== What to work on ==
Check every line for the word "Региональный" and give the number of lines where it occurs, nothing else.

Some records
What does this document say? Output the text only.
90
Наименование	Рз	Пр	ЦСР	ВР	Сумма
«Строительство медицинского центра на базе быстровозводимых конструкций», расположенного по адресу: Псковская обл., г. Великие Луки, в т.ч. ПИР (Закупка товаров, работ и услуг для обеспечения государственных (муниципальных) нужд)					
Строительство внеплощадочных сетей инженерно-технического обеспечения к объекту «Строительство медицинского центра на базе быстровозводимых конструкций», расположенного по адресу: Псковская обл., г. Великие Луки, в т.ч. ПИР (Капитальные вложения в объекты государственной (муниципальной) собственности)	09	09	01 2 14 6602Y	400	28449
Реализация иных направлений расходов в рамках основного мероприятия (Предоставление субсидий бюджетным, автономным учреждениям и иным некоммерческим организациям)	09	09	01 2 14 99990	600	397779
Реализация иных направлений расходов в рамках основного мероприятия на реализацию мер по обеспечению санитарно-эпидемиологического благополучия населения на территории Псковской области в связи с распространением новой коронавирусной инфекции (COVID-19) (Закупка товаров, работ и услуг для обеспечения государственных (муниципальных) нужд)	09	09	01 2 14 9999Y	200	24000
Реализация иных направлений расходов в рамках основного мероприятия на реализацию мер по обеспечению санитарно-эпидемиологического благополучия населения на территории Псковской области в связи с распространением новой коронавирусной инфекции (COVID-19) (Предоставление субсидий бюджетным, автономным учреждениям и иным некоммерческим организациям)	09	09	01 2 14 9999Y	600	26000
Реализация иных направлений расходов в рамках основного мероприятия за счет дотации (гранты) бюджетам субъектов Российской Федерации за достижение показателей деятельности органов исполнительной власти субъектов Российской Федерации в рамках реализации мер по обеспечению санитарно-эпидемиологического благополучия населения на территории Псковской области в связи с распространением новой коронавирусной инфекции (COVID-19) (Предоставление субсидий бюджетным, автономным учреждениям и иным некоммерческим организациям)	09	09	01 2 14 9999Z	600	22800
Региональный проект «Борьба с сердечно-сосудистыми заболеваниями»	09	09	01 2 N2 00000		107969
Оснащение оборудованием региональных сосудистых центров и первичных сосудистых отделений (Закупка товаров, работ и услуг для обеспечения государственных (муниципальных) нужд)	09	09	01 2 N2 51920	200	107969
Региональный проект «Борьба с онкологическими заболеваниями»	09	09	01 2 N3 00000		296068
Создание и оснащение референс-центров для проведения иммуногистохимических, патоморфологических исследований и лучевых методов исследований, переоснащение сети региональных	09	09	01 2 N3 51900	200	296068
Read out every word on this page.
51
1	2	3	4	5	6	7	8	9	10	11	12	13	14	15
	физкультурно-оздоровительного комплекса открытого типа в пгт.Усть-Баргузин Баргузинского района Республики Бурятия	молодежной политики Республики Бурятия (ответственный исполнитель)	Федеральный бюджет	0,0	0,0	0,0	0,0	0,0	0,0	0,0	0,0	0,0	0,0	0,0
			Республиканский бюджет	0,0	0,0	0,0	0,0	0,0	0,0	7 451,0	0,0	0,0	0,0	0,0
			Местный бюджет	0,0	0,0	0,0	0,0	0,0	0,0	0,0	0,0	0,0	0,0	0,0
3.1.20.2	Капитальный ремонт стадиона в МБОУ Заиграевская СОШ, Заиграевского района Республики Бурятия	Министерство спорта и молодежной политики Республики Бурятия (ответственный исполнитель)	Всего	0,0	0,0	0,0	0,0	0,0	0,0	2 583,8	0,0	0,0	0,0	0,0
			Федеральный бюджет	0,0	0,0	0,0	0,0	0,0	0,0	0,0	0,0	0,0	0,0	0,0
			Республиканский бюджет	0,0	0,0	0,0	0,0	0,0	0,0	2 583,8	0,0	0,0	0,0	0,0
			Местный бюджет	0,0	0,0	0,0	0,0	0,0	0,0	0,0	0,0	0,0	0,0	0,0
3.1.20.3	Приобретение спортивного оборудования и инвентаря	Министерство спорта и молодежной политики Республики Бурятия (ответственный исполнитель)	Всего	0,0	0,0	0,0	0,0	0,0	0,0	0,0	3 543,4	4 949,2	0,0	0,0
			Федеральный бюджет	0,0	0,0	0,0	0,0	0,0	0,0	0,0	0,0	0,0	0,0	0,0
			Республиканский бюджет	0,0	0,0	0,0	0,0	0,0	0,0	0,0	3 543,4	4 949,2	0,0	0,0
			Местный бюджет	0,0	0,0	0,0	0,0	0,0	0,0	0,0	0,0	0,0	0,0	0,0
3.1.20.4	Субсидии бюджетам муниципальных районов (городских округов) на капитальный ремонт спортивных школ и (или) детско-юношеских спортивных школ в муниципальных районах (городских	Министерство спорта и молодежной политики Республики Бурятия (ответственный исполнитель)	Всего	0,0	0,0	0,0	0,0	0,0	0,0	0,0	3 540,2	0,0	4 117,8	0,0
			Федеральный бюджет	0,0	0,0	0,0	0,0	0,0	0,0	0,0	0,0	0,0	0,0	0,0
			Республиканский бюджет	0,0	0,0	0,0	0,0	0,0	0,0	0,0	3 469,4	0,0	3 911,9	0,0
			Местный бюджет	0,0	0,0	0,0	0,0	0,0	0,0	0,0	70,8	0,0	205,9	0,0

== Finished answer ==
2